• [Brief]
All the entries need to be quoted exactly, apart from the pictures, which you should drop.

• [Given records]
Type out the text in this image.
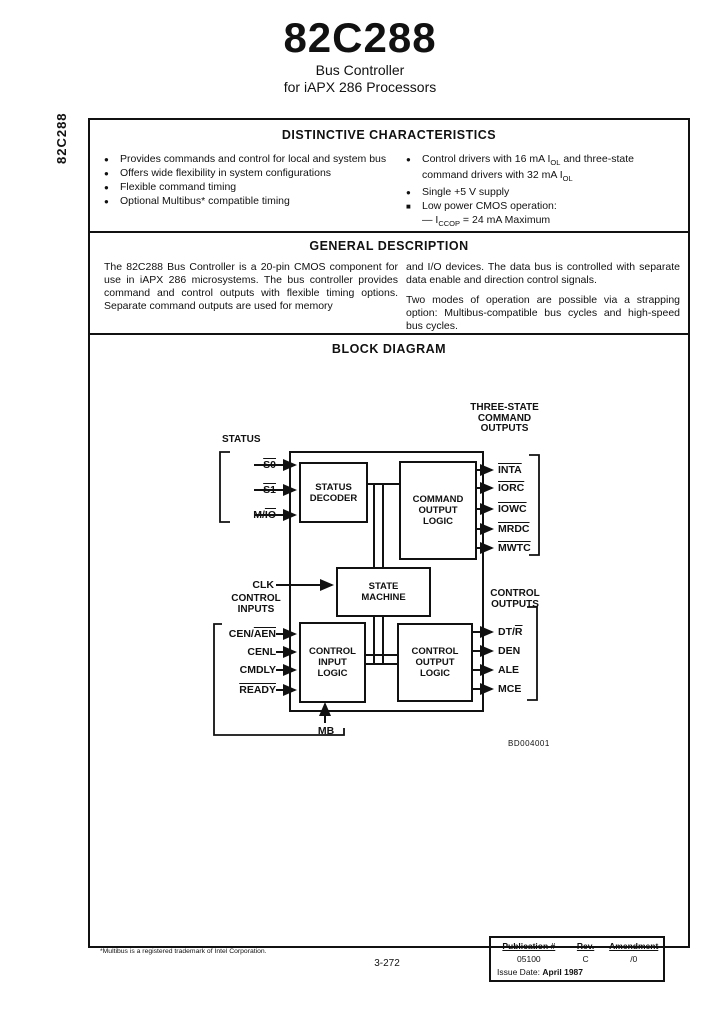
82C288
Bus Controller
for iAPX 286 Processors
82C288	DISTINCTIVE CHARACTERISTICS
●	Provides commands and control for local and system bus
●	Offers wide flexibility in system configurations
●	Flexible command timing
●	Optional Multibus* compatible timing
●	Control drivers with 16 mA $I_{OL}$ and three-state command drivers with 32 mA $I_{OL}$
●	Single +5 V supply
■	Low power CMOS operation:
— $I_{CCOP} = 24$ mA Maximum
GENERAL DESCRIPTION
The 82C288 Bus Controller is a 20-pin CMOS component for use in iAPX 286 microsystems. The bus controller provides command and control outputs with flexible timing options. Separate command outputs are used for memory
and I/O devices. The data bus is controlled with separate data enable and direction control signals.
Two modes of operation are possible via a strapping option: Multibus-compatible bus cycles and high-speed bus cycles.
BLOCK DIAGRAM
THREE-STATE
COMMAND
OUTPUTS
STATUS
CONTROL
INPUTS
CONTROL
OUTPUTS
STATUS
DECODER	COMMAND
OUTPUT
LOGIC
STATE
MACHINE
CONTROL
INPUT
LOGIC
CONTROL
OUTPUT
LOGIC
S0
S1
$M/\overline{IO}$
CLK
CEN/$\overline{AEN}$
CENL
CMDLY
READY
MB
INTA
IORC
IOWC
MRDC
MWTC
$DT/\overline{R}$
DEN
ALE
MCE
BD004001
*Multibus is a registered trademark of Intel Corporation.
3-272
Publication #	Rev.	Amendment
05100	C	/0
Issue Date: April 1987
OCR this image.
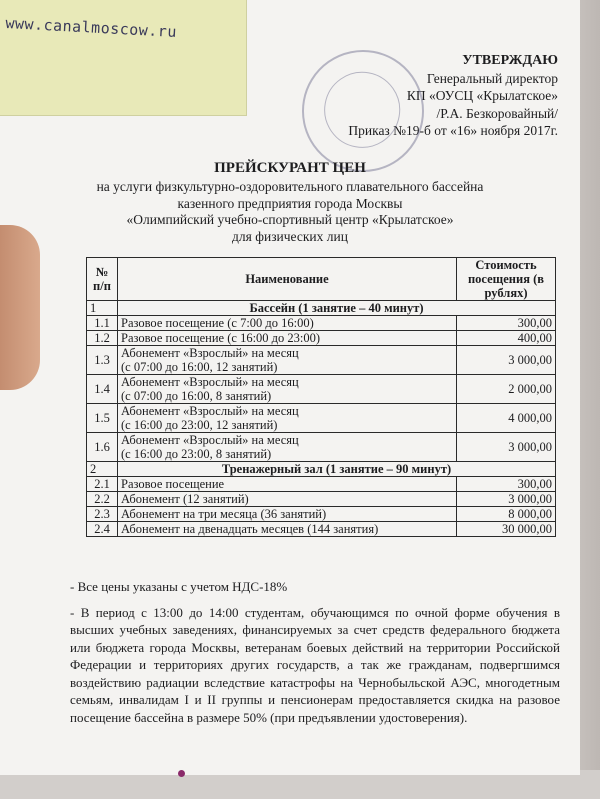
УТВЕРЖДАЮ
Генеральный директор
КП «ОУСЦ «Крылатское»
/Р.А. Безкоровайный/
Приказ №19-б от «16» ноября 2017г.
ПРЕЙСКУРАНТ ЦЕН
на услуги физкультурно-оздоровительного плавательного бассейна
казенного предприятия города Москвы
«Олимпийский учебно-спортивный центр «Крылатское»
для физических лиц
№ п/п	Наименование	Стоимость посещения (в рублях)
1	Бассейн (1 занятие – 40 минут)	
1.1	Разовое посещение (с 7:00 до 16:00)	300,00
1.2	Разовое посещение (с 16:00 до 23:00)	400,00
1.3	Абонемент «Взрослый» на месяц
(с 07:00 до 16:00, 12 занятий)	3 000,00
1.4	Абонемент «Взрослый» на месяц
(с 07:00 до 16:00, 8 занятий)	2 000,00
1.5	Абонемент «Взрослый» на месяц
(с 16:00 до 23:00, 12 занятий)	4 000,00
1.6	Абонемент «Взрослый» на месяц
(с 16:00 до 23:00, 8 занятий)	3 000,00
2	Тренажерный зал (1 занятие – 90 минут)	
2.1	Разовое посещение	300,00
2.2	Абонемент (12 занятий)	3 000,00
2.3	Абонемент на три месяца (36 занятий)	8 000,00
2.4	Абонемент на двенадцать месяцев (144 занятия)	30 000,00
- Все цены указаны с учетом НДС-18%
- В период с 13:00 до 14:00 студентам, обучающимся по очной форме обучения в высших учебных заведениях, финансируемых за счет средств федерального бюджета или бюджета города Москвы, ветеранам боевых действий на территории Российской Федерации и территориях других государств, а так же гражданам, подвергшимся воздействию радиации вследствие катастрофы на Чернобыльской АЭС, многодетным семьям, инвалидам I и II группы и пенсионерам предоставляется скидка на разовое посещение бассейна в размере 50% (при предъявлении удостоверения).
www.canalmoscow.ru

• [Written answer]
Type out the text in this image.
82C288
Bus Controller
for iAPX 286 Processors
82C288	DISTINCTIVE CHARACTERISTICS
●	Provides commands and control for local and system bus
●	Offers wide flexibility in system configurations
●	Flexible command timing
●	Optional Multibus* compatible timing
●	Control drivers with 16 mA $I_{OL}$ and three-state command drivers with 32 mA $I_{OL}$
●	Single +5 V supply
■	Low power CMOS operation:
— $I_{CCOP} = 24$ mA Maximum
GENERAL DESCRIPTION
The 82C288 Bus Controller is a 20-pin CMOS component for use in iAPX 286 microsystems. The bus controller provides command and control outputs with flexible timing options. Separate command outputs are used for memory
and I/O devices. The data bus is controlled with separate data enable and direction control signals.
Two modes of operation are possible via a strapping option: Multibus-compatible bus cycles and high-speed bus cycles.
BLOCK DIAGRAM
THREE-STATE
COMMAND
OUTPUTS
STATUS
CONTROL
INPUTS
CONTROL
OUTPUTS
STATUS
DECODER	COMMAND
OUTPUT
LOGIC
STATE
MACHINE
CONTROL
INPUT
LOGIC
CONTROL
OUTPUT
LOGIC
S0
S1
$M/\overline{IO}$
CLK
CEN/$\overline{AEN}$
CENL
CMDLY
READY
MB
INTA
IORC
IOWC
MRDC
MWTC
$DT/\overline{R}$
DEN
ALE
MCE
BD004001
*Multibus is a registered trademark of Intel Corporation.
3-272
Publication #	Rev.	Amendment
05100	C	/0
Issue Date: April 1987
OCR this image.
УТВЕРЖДАЮ
Генеральный директор
КП «ОУСЦ «Крылатское»
/Р.А. Безкоровайный/
Приказ №19-б от «16» ноября 2017г.
ПРЕЙСКУРАНТ ЦЕН
на услуги физкультурно-оздоровительного плавательного бассейна
казенного предприятия города Москвы
«Олимпийский учебно-спортивный центр «Крылатское»
для физических лиц
№ п/п	Наименование	Стоимость посещения (в рублях)
1	Бассейн (1 занятие – 40 минут)	
1.1	Разовое посещение (с 7:00 до 16:00)	300,00
1.2	Разовое посещение (с 16:00 до 23:00)	400,00
1.3	Абонемент «Взрослый» на месяц
(с 07:00 до 16:00, 12 занятий)	3 000,00
1.4	Абонемент «Взрослый» на месяц
(с 07:00 до 16:00, 8 занятий)	2 000,00
1.5	Абонемент «Взрослый» на месяц
(с 16:00 до 23:00, 12 занятий)	4 000,00
1.6	Абонемент «Взрослый» на месяц
(с 16:00 до 23:00, 8 занятий)	3 000,00
2	Тренажерный зал (1 занятие – 90 минут)	
2.1	Разовое посещение	300,00
2.2	Абонемент (12 занятий)	3 000,00
2.3	Абонемент на три месяца (36 занятий)	8 000,00
2.4	Абонемент на двенадцать месяцев (144 занятия)	30 000,00
- Все цены указаны с учетом НДС-18%
- В период с 13:00 до 14:00 студентам, обучающимся по очной форме обучения в высших учебных заведениях, финансируемых за счет средств федерального бюджета или бюджета города Москвы, ветеранам боевых действий на территории Российской Федерации и территориях других государств, а так же гражданам, подвергшимся воздействию радиации вследствие катастрофы на Чернобыльской АЭС, многодетным семьям, инвалидам I и II группы и пенсионерам предоставляется скидка на разовое посещение бассейна в размере 50% (при предъявлении удостоверения).
www.canalmoscow.ru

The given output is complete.